▸ WRITTEN EXERCISE
Copy the items from the start through the line that contains "row-checkbox[interactable] — [8, 452, 21, 465]", swapping "play-icon" for "audio-button" everywhere and leaving everything else unchanged.

(begin)

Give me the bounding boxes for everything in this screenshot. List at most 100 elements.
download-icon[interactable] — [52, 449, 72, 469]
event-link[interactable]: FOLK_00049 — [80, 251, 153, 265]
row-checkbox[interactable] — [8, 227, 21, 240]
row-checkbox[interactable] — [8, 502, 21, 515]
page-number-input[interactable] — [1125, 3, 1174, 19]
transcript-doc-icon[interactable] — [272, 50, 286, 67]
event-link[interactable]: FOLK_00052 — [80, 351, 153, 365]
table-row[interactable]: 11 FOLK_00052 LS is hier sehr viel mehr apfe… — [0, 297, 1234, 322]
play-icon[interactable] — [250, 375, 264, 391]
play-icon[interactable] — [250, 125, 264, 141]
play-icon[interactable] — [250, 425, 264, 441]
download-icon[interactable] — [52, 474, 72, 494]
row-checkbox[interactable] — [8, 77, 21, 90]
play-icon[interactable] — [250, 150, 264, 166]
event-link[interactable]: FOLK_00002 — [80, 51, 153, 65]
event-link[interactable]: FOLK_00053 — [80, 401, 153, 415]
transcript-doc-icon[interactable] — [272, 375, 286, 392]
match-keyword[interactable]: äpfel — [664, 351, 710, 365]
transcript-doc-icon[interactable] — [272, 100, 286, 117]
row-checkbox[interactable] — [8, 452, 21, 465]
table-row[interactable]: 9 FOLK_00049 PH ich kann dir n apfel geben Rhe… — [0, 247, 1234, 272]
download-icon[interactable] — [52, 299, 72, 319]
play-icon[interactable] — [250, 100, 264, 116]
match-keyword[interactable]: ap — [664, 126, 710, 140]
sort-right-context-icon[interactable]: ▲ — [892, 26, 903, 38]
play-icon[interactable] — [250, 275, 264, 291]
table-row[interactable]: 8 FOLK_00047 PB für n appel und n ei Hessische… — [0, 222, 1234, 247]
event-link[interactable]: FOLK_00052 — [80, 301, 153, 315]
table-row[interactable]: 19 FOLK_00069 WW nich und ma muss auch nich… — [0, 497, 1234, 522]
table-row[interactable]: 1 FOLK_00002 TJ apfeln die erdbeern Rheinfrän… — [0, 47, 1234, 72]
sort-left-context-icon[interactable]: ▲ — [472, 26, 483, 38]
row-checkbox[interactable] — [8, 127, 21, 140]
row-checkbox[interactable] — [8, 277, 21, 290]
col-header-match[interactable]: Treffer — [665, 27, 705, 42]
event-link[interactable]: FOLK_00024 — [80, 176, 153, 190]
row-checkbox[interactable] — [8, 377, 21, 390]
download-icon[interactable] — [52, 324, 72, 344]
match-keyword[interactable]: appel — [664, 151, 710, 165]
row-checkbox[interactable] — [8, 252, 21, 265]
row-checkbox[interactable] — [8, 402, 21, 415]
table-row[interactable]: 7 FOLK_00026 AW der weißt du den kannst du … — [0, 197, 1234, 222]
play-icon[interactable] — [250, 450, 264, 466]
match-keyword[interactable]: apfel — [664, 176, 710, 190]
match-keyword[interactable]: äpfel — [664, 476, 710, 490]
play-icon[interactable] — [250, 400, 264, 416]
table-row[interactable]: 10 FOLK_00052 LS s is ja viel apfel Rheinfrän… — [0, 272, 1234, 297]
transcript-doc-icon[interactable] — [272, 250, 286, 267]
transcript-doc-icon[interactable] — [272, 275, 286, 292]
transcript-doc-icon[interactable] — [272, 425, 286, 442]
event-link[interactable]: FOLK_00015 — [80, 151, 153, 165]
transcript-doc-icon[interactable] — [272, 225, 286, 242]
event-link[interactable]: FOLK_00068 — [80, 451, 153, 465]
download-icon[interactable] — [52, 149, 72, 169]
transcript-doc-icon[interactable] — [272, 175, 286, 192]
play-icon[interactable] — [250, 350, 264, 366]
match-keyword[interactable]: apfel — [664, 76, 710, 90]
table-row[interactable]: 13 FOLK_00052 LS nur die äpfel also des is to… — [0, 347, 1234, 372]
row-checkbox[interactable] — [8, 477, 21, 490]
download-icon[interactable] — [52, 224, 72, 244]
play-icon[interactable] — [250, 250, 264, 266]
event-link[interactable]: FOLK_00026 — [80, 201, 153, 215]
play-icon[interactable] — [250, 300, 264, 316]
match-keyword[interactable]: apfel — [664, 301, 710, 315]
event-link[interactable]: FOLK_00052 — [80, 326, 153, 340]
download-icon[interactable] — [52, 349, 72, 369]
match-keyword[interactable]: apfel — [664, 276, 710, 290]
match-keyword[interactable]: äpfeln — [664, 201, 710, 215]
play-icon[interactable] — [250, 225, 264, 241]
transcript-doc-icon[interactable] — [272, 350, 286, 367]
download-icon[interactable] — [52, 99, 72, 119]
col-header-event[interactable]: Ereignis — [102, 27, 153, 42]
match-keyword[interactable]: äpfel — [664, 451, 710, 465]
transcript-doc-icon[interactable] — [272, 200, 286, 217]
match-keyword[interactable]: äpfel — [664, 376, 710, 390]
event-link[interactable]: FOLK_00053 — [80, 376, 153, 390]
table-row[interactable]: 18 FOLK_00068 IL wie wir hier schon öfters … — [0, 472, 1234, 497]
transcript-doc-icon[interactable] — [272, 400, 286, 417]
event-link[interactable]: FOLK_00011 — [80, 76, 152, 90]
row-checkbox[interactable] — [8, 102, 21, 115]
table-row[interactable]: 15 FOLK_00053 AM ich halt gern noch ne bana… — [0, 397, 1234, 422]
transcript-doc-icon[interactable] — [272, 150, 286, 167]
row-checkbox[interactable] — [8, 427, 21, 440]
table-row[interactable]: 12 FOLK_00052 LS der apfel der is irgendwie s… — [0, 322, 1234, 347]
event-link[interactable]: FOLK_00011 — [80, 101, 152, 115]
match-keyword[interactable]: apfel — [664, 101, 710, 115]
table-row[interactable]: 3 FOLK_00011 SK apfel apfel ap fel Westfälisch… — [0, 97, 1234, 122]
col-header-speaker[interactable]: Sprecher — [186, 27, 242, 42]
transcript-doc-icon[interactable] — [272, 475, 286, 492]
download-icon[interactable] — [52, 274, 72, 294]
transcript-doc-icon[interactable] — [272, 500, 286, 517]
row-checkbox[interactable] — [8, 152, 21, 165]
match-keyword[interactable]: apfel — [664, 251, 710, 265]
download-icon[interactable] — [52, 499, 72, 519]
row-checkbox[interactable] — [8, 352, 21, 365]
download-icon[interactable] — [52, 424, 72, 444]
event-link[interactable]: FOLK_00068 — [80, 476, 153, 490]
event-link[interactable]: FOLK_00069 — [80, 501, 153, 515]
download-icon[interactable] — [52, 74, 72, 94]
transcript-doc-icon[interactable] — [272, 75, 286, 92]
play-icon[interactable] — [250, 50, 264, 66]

(end)

▸ ANSWER TO THIS EXERCISE
Give me the bounding boxes for everything in this screenshot. List at most 100 elements.
download-icon[interactable] — [52, 449, 72, 469]
event-link[interactable]: FOLK_00049 — [80, 251, 153, 265]
row-checkbox[interactable] — [8, 227, 21, 240]
row-checkbox[interactable] — [8, 502, 21, 515]
page-number-input[interactable] — [1125, 3, 1174, 19]
transcript-doc-icon[interactable] — [272, 50, 286, 67]
event-link[interactable]: FOLK_00052 — [80, 351, 153, 365]
table-row[interactable]: 11 FOLK_00052 LS is hier sehr viel mehr apfe… — [0, 297, 1234, 322]
audio-button[interactable] — [250, 375, 264, 391]
audio-button[interactable] — [250, 125, 264, 141]
audio-button[interactable] — [250, 425, 264, 441]
download-icon[interactable] — [52, 474, 72, 494]
row-checkbox[interactable] — [8, 77, 21, 90]
audio-button[interactable] — [250, 150, 264, 166]
event-link[interactable]: FOLK_00002 — [80, 51, 153, 65]
event-link[interactable]: FOLK_00053 — [80, 401, 153, 415]
transcript-doc-icon[interactable] — [272, 375, 286, 392]
match-keyword[interactable]: äpfel — [664, 351, 710, 365]
transcript-doc-icon[interactable] — [272, 100, 286, 117]
row-checkbox[interactable] — [8, 452, 21, 465]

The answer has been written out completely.